(Dataset items)
## Begin

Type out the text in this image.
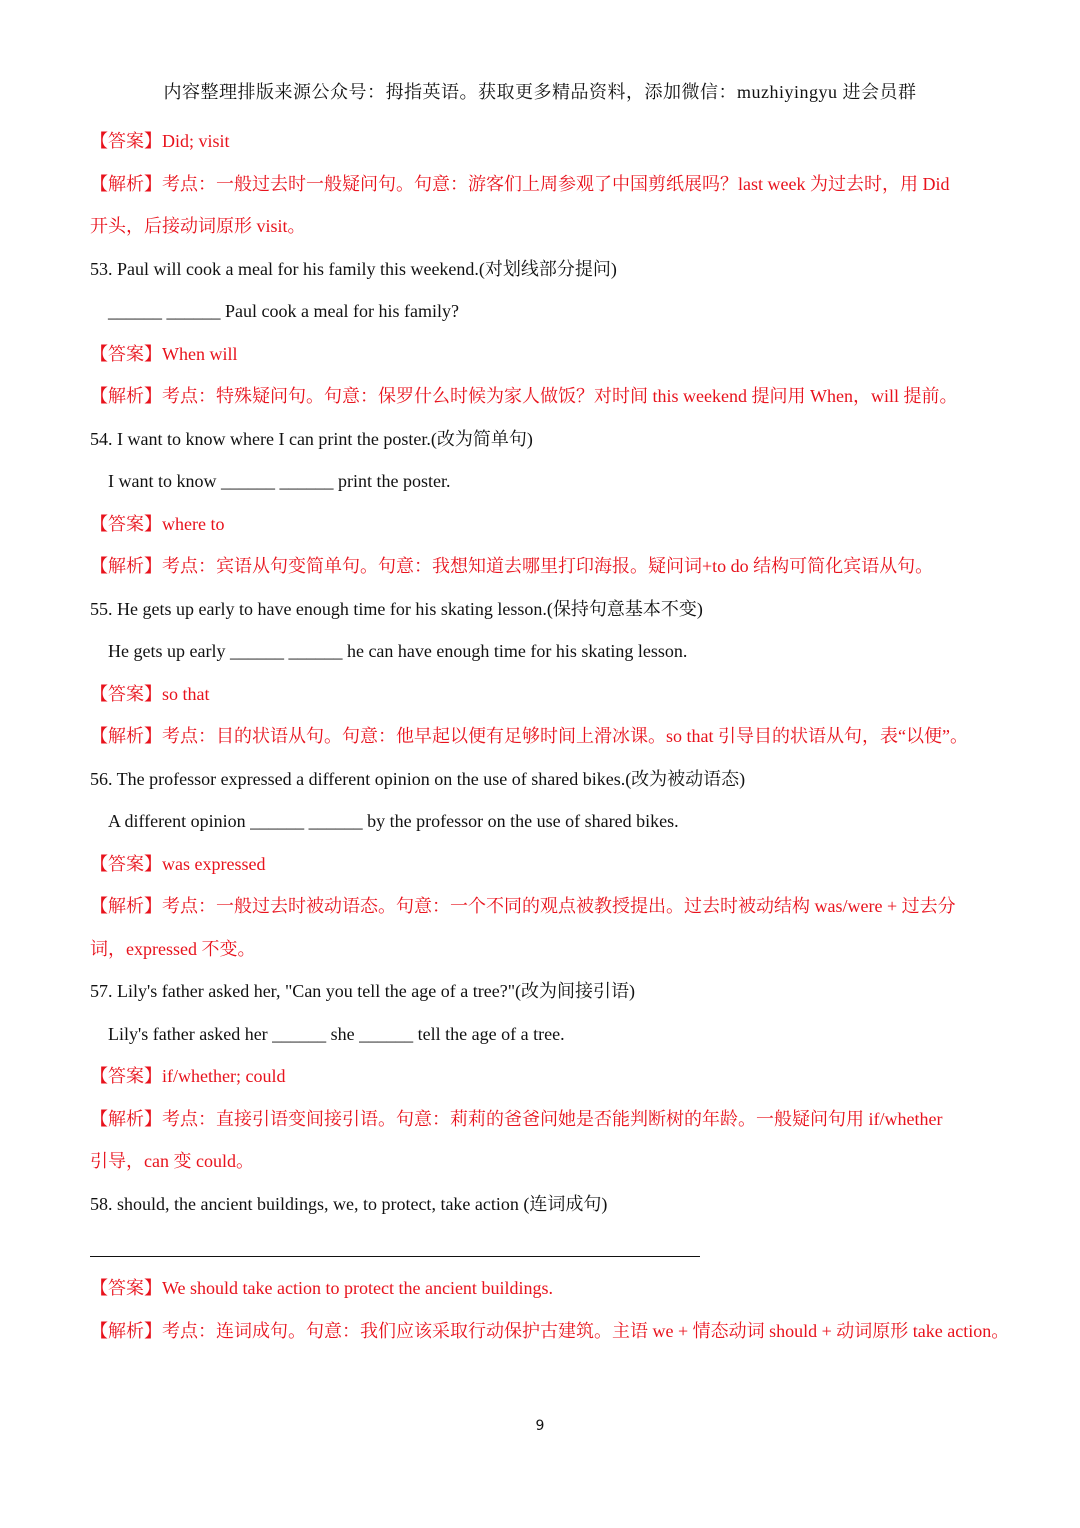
内容整理排版来源公众号：拇指英语。获取更多精品资料，添加微信：muzhiyingyu 进会员群
【答案】Did; visit
【解析】考点：一般过去时一般疑问句。句意：游客们上周参观了中国剪纸展吗？last week 为过去时，用 Did
开头，后接动词原形 visit。
53. Paul will cook a meal for his family this weekend.(对划线部分提问)
______ ______ Paul cook a meal for his family?
【答案】When will
【解析】考点：特殊疑问句。句意：保罗什么时候为家人做饭？对时间 this weekend 提问用 When，will 提前。
54. I want to know where I can print the poster.(改为简单句)
I want to know ______ ______ print the poster.
【答案】where to
【解析】考点：宾语从句变简单句。句意：我想知道去哪里打印海报。疑问词+to do 结构可简化宾语从句。
55. He gets up early to have enough time for his skating lesson.(保持句意基本不变)
He gets up early ______ ______ he can have enough time for his skating lesson.
【答案】so that
【解析】考点：目的状语从句。句意：他早起以便有足够时间上滑冰课。so that 引导目的状语从句，表“以便”。
56. The professor expressed a different opinion on the use of shared bikes.(改为被动语态)
A different opinion ______ ______ by the professor on the use of shared bikes.
【答案】was expressed
【解析】考点：一般过去时被动语态。句意：一个不同的观点被教授提出。过去时被动结构 was/were + 过去分
词，expressed 不变。
57. Lily's father asked her, "Can you tell the age of a tree?"(改为间接引语)
Lily's father asked her ______ she ______ tell the age of a tree.
【答案】if/whether; could
【解析】考点：直接引语变间接引语。句意：莉莉的爸爸问她是否能判断树的年龄。一般疑问句用 if/whether
引导，can 变 could。
58. should, the ancient buildings, we, to protect, take action (连词成句)
【答案】We should take action to protect the ancient buildings.
【解析】考点：连词成句。句意：我们应该采取行动保护古建筑。主语 we + 情态动词 should + 动词原形 take action。
9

## End

## Written request
Give the data above again in full and unchanged, skipping the pictures.

## Response
Type out the text in this image.
内容整理排版来源公众号：拇指英语。获取更多精品资料，添加微信：muzhiyingyu 进会员群
【答案】Did; visit
【解析】考点：一般过去时一般疑问句。句意：游客们上周参观了中国剪纸展吗？last week 为过去时，用 Did
开头，后接动词原形 visit。
53. Paul will cook a meal for his family this weekend.(对划线部分提问)
______ ______ Paul cook a meal for his family?
【答案】When will
【解析】考点：特殊疑问句。句意：保罗什么时候为家人做饭？对时间 this weekend 提问用 When，will 提前。
54. I want to know where I can print the poster.(改为简单句)
I want to know ______ ______ print the poster.
【答案】where to
【解析】考点：宾语从句变简单句。句意：我想知道去哪里打印海报。疑问词+to do 结构可简化宾语从句。
55. He gets up early to have enough time for his skating lesson.(保持句意基本不变)
He gets up early ______ ______ he can have enough time for his skating lesson.
【答案】so that
【解析】考点：目的状语从句。句意：他早起以便有足够时间上滑冰课。so that 引导目的状语从句，表“以便”。
56. The professor expressed a different opinion on the use of shared bikes.(改为被动语态)
A different opinion ______ ______ by the professor on the use of shared bikes.
【答案】was expressed
【解析】考点：一般过去时被动语态。句意：一个不同的观点被教授提出。过去时被动结构 was/were + 过去分
词，expressed 不变。
57. Lily's father asked her, "Can you tell the age of a tree?"(改为间接引语)
Lily's father asked her ______ she ______ tell the age of a tree.
【答案】if/whether; could
【解析】考点：直接引语变间接引语。句意：莉莉的爸爸问她是否能判断树的年龄。一般疑问句用 if/whether
引导，can 变 could。
58. should, the ancient buildings, we, to protect, take action (连词成句)
【答案】We should take action to protect the ancient buildings.
【解析】考点：连词成句。句意：我们应该采取行动保护古建筑。主语 we + 情态动词 should + 动词原形 take action。
9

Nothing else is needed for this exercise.